_WORK TO COMPLETE_
A single number is required: the count of lines in the following entries that include the word "COPD".

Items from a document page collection
[Start of section]

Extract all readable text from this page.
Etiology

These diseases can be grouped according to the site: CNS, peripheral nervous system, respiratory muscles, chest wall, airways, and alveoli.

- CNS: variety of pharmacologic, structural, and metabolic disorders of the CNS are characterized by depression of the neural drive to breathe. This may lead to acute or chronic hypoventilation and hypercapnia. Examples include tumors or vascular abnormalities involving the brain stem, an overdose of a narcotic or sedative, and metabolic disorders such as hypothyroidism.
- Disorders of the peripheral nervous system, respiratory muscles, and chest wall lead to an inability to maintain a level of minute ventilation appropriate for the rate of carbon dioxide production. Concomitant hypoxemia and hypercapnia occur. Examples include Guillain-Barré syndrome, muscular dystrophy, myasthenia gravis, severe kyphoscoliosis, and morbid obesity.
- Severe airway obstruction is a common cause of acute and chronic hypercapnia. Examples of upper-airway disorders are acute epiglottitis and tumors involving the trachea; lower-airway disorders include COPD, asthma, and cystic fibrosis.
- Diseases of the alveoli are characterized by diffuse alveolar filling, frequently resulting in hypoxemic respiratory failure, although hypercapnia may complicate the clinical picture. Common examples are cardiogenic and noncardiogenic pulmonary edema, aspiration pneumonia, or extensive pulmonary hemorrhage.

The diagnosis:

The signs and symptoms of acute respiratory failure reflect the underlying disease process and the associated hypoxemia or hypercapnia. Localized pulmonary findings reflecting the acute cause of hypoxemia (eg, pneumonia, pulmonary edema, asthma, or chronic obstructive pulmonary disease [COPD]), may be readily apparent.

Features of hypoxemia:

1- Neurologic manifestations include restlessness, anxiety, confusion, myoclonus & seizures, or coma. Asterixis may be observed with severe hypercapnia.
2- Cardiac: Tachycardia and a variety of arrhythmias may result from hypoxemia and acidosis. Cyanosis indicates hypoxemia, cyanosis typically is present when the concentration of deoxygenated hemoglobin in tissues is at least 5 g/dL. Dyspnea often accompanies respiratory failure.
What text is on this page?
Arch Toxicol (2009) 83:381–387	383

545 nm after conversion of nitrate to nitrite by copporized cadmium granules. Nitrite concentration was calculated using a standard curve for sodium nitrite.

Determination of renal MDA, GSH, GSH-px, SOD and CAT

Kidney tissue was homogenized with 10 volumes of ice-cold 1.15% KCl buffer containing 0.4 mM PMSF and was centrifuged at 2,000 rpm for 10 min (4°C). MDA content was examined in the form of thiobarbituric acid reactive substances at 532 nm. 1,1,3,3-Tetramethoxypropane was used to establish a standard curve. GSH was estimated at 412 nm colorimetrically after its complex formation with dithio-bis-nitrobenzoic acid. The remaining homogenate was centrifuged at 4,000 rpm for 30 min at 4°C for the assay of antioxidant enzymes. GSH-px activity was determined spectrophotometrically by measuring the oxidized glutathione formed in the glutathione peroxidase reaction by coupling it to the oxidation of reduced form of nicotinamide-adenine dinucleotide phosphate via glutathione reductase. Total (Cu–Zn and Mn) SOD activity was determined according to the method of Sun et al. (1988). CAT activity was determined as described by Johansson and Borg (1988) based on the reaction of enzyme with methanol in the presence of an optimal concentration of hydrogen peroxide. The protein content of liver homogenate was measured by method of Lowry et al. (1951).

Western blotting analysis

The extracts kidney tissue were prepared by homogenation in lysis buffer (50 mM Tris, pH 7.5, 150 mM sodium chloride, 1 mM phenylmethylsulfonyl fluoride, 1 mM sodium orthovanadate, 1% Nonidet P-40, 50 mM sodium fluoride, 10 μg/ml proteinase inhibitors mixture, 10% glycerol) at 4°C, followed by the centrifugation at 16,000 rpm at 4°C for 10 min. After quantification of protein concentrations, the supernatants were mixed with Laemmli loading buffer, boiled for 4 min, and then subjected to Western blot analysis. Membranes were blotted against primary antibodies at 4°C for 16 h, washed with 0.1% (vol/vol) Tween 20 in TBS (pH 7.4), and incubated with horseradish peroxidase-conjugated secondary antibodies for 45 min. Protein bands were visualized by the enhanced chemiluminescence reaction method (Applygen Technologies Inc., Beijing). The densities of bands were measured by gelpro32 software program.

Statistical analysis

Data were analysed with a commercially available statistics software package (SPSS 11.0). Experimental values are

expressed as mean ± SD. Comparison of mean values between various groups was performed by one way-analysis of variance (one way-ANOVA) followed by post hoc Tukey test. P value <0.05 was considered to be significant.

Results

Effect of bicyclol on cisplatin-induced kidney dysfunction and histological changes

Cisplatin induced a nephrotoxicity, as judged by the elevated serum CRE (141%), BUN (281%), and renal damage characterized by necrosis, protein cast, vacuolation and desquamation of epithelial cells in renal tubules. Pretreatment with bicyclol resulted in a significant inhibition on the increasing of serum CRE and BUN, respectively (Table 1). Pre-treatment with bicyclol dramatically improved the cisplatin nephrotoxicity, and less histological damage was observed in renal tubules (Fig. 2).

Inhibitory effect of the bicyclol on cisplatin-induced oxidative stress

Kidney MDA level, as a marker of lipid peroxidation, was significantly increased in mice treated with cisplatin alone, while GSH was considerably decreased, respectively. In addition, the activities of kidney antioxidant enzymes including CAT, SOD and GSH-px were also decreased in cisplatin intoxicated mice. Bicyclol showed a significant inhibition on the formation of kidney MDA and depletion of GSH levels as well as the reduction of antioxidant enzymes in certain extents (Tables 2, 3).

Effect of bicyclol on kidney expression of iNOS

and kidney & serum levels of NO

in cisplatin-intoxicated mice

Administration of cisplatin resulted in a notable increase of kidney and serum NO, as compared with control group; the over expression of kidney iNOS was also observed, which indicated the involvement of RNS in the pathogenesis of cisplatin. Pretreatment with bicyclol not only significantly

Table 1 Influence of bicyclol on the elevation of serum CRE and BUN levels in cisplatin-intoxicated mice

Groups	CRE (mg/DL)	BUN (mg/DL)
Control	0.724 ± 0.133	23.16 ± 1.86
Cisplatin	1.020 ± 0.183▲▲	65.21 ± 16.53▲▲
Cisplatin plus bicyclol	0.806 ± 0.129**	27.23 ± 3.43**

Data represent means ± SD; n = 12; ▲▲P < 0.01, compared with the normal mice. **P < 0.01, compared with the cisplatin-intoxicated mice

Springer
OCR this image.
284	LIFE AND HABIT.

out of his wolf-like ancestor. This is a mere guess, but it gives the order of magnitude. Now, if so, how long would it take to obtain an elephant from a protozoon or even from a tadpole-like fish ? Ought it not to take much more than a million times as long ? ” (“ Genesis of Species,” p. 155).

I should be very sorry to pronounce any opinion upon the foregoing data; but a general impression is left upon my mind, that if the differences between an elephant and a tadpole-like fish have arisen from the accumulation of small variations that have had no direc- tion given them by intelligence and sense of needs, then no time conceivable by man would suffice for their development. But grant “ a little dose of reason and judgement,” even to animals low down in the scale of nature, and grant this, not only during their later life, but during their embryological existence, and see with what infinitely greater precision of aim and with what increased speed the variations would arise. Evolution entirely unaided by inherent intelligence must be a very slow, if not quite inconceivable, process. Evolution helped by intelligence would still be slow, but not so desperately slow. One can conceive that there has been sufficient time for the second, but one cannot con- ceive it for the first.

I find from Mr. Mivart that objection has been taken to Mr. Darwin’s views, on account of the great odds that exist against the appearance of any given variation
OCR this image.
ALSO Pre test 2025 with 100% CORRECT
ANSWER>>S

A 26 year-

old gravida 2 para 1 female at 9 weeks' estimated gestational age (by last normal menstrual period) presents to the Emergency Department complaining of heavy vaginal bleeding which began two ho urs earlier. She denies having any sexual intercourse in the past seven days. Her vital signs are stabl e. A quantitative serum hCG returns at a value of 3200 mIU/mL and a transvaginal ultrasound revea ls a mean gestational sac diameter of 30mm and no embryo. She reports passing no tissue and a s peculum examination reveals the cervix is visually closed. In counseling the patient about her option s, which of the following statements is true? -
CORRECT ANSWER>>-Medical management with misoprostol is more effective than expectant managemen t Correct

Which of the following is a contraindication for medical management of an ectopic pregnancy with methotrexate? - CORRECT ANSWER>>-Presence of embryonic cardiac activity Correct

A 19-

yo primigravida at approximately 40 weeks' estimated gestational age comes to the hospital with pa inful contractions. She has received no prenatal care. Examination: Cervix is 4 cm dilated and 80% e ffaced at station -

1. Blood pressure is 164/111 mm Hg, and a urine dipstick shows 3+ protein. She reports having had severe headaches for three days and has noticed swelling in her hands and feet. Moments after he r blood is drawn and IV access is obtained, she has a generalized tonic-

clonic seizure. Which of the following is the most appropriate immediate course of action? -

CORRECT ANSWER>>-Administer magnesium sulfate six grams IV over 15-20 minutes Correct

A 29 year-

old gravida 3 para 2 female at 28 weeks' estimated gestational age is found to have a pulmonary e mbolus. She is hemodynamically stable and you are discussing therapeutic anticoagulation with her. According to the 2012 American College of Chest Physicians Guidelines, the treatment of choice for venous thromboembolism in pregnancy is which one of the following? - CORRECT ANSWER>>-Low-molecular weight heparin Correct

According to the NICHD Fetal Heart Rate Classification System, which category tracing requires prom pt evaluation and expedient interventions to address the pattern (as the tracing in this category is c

[End of section]

_RESULT FOR THIS TASK_
2